### GIVEN PROBLEM
Among the records below, find each line that includes the string "пункт" and copy it.

### DATA RECORDS
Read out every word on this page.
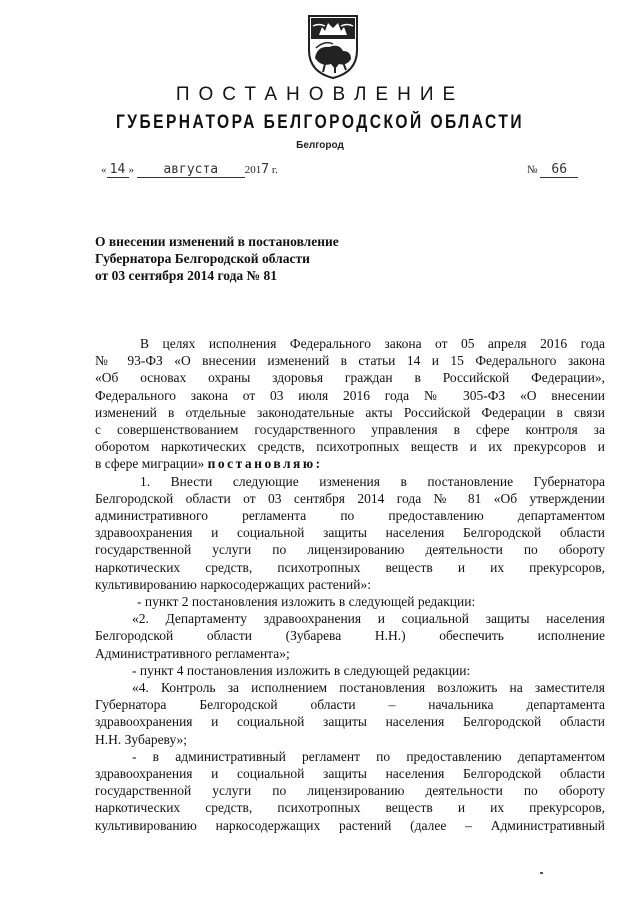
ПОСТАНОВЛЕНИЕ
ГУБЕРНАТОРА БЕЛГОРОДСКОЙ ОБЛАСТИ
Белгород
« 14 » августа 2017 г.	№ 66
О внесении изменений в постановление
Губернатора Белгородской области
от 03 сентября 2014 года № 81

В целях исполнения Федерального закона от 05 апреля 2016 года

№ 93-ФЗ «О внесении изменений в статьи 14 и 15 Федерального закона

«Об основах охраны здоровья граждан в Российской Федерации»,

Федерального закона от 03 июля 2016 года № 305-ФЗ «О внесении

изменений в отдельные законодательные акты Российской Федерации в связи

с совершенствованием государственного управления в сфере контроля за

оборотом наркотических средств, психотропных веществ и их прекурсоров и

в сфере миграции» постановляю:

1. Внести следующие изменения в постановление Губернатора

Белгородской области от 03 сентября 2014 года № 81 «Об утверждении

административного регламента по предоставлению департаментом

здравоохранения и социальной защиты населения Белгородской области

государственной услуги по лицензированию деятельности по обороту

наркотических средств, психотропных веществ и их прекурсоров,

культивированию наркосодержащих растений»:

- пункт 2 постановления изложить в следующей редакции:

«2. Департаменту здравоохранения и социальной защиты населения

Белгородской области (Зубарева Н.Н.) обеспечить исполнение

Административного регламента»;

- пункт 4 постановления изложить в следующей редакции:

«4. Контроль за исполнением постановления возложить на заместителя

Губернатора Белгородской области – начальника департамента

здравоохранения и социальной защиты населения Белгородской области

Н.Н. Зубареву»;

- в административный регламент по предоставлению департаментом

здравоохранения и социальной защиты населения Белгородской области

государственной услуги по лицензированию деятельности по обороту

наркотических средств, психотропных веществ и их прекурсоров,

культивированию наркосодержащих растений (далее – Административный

### OUTPUT OF THE EXERCISE
- пункт 2 постановления изложить в следующей редакции:
- пункт 4 постановления изложить в следующей редакции:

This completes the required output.